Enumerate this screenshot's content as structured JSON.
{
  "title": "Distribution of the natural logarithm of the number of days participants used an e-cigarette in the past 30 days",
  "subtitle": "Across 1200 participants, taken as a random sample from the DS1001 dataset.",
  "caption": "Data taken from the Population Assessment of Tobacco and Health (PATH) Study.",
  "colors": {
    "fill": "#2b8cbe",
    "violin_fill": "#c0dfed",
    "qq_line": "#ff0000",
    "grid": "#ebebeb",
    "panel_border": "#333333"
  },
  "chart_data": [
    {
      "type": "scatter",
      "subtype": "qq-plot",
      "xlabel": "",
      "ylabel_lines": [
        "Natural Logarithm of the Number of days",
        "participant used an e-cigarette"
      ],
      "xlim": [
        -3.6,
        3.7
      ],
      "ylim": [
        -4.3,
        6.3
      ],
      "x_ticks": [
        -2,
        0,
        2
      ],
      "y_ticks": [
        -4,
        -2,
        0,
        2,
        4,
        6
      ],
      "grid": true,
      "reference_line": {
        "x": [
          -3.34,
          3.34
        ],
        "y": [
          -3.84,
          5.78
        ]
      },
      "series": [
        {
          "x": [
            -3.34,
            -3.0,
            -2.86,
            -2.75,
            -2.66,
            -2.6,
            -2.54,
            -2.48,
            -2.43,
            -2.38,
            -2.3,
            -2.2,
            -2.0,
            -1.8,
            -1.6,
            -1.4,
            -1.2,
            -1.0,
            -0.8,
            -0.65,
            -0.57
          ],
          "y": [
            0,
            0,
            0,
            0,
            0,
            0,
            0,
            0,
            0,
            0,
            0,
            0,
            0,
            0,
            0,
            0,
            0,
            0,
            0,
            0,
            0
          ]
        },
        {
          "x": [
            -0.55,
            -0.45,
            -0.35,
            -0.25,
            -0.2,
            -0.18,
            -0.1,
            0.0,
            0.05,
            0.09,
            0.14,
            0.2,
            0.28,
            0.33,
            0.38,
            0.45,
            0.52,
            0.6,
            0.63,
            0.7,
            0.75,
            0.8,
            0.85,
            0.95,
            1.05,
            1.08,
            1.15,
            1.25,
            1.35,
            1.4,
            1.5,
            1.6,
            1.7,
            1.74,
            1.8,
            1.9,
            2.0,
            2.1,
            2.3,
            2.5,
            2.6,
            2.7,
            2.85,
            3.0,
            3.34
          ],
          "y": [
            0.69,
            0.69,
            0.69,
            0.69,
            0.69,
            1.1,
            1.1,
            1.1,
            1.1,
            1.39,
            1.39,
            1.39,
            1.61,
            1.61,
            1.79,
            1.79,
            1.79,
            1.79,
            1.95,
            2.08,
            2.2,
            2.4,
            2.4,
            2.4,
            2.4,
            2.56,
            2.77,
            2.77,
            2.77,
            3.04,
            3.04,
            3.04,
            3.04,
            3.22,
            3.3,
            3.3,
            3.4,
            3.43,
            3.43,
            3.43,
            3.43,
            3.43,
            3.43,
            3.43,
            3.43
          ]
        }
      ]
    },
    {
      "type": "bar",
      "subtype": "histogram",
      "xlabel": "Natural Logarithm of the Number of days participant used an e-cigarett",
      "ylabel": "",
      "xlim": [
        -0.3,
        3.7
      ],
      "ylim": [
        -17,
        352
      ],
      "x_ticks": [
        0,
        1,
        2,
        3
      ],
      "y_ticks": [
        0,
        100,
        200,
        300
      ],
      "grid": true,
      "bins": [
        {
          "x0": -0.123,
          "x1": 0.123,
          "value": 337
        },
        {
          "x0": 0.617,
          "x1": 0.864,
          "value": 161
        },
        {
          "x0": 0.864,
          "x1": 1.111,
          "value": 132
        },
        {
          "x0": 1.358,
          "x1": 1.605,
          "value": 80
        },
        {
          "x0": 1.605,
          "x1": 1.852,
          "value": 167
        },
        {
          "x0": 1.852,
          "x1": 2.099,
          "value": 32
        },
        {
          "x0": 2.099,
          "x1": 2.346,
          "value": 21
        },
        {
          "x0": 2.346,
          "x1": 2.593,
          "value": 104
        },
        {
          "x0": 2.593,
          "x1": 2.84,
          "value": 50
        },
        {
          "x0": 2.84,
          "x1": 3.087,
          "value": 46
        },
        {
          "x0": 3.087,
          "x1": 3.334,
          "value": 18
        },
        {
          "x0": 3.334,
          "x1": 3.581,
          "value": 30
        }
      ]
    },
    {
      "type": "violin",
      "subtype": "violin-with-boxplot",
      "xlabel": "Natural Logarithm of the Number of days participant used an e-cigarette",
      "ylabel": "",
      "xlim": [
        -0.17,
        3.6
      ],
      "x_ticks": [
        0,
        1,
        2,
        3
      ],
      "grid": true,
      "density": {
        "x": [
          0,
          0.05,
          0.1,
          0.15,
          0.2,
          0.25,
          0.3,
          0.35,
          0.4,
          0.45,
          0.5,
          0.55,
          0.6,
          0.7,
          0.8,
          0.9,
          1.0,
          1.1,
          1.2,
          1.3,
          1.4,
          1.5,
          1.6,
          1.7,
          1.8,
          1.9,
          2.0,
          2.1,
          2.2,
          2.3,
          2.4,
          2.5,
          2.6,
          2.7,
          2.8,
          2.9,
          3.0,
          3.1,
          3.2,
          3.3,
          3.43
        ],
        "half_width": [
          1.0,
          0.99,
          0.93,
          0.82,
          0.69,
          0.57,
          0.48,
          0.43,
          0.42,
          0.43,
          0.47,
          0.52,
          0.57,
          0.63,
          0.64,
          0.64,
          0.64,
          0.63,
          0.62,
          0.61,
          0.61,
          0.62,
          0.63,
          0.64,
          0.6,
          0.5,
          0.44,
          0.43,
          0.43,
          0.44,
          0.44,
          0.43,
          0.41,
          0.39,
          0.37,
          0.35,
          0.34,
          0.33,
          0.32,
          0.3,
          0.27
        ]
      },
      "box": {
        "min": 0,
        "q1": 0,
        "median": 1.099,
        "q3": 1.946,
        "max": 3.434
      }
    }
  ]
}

○ ○ ○

Where a line in the entries holds "days", copy that line.

* [Written answer]:
  "title": "Distribution of the natural logarithm of the number of days participants used an e-cigarette in the past 30 days",
        "Natural Logarithm of the Number of days",
      "xlabel": "Natural Logarithm of the Number of days participant used an e-cigarett",
      "xlabel": "Natural Logarithm of the Number of days participant used an e-cigarette",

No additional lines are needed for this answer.